* SHORT EXERCISE *
Extract the full set of records that follows, word for word.

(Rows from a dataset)
** Begin **

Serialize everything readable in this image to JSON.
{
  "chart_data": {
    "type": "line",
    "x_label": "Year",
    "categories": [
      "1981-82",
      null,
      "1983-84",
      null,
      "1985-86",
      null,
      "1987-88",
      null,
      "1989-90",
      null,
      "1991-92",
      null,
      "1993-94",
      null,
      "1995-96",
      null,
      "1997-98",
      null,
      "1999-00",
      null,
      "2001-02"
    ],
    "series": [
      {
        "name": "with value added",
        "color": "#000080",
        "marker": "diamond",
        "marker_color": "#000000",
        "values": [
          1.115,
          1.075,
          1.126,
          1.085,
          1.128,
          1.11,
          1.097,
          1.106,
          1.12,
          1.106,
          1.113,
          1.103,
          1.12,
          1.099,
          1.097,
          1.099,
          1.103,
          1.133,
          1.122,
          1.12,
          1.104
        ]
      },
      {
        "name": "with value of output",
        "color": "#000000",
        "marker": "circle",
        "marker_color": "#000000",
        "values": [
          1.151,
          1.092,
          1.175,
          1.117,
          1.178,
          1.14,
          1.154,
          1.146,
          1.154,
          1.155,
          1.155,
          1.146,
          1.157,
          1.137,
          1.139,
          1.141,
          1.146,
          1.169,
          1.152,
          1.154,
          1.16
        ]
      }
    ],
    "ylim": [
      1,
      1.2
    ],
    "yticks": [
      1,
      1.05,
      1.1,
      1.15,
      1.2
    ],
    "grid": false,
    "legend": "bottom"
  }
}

** End **

* ANSWER TO THE TASK *
Serialize everything readable in this image to JSON.
{
  "chart_data": {
    "type": "line",
    "x_label": "Year",
    "categories": [
      "1981-82",
      null,
      "1983-84",
      null,
      "1985-86",
      null,
      "1987-88",
      null,
      "1989-90",
      null,
      "1991-92",
      null,
      "1993-94",
      null,
      "1995-96",
      null,
      "1997-98",
      null,
      "1999-00",
      null,
      "2001-02"
    ],
    "series": [
      {
        "name": "with value added",
        "color": "#000080",
        "marker": "diamond",
        "marker_color": "#000000",
        "values": [
          1.115,
          1.075,
          1.126,
          1.085,
          1.128,
          1.11,
          1.097,
          1.106,
          1.12,
          1.106,
          1.113,
          1.103,
          1.12,
          1.099,
          1.097,
          1.099,
          1.103,
          1.133,
          1.122,
          1.12,
          1.104
        ]
      },
      {
        "name": "with value of output",
        "color": "#000000",
        "marker": "circle",
        "marker_color": "#000000",
        "values": [
          1.151,
          1.092,
          1.175,
          1.117,
          1.178,
          1.14,
          1.154,
          1.146,
          1.154,
          1.155,
          1.155,
          1.146,
          1.157,
          1.137,
          1.139,
          1.141,
          1.146,
          1.169,
          1.152,
          1.154,
          1.16
        ]
      }
    ],
    "ylim": [
      1,
      1.2
    ],
    "yticks": [
      1,
      1.05,
      1.1,
      1.15,
      1.2
    ],
    "grid": false,
    "legend": "bottom"
  }
}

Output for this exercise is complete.